Stated problem: Restate the whole of the material. Keep every word, and drop the pictures.

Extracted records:
** START **

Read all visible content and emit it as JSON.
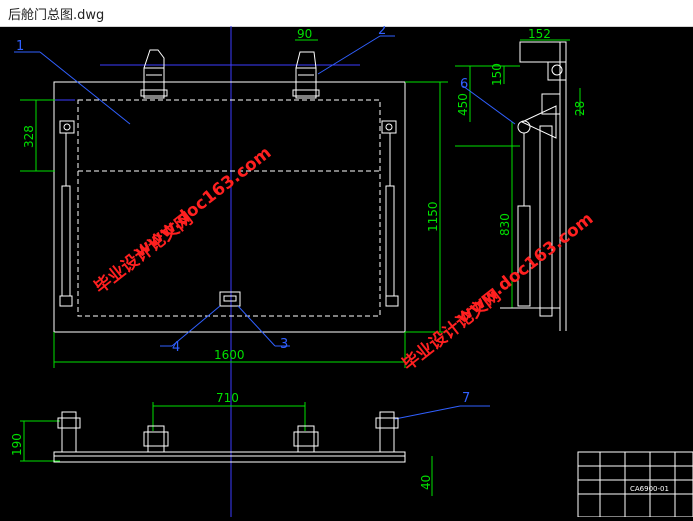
{
  "window": {
    "title": "后舱门总图.dwg"
  },
  "drawing": {
    "callouts": [
      "1",
      "2",
      "3",
      "4",
      "6",
      "7"
    ],
    "dimensions": {
      "top_width": "90",
      "left_height": "328",
      "overall_height": "1150",
      "overall_width": "1600",
      "bottom_span": "710",
      "bottom_height": "190",
      "bottom_thickness": "40",
      "side_width": "152",
      "side_150": "150",
      "side_450": "450",
      "side_830": "830",
      "side_28": "28"
    },
    "watermarks": [
      "毕业设计论文网",
      "www.doc163.com",
      "毕业设计论文网",
      "www.doc163.com"
    ],
    "title_block": {
      "drawing_no": "CA6900-01"
    }
  },
  "colors": {
    "line": "#ffffff",
    "dim": "#00ff00",
    "center": "#4040ff",
    "leader": "#3060ff",
    "watermark": "#ff2020"
  }
}
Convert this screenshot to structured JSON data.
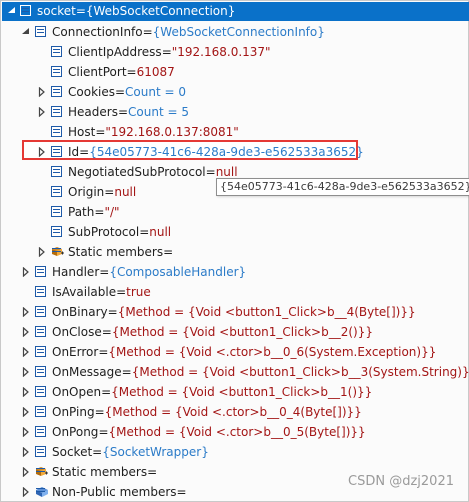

** END **

Exercise result:
Read all visible content and emit it as JSON.
{
  "window": {
    "title": "后舱门总图.dwg"
  },
  "drawing": {
    "callouts": [
      "1",
      "2",
      "3",
      "4",
      "6",
      "7"
    ],
    "dimensions": {
      "top_width": "90",
      "left_height": "328",
      "overall_height": "1150",
      "overall_width": "1600",
      "bottom_span": "710",
      "bottom_height": "190",
      "bottom_thickness": "40",
      "side_width": "152",
      "side_150": "150",
      "side_450": "450",
      "side_830": "830",
      "side_28": "28"
    },
    "watermarks": [
      "毕业设计论文网",
      "www.doc163.com",
      "毕业设计论文网",
      "www.doc163.com"
    ],
    "title_block": {
      "drawing_no": "CA6900-01"
    }
  },
  "colors": {
    "line": "#ffffff",
    "dim": "#00ff00",
    "center": "#4040ff",
    "leader": "#3060ff",
    "watermark": "#ff2020"
  }
}
Convert this screenshot to structured JSON data.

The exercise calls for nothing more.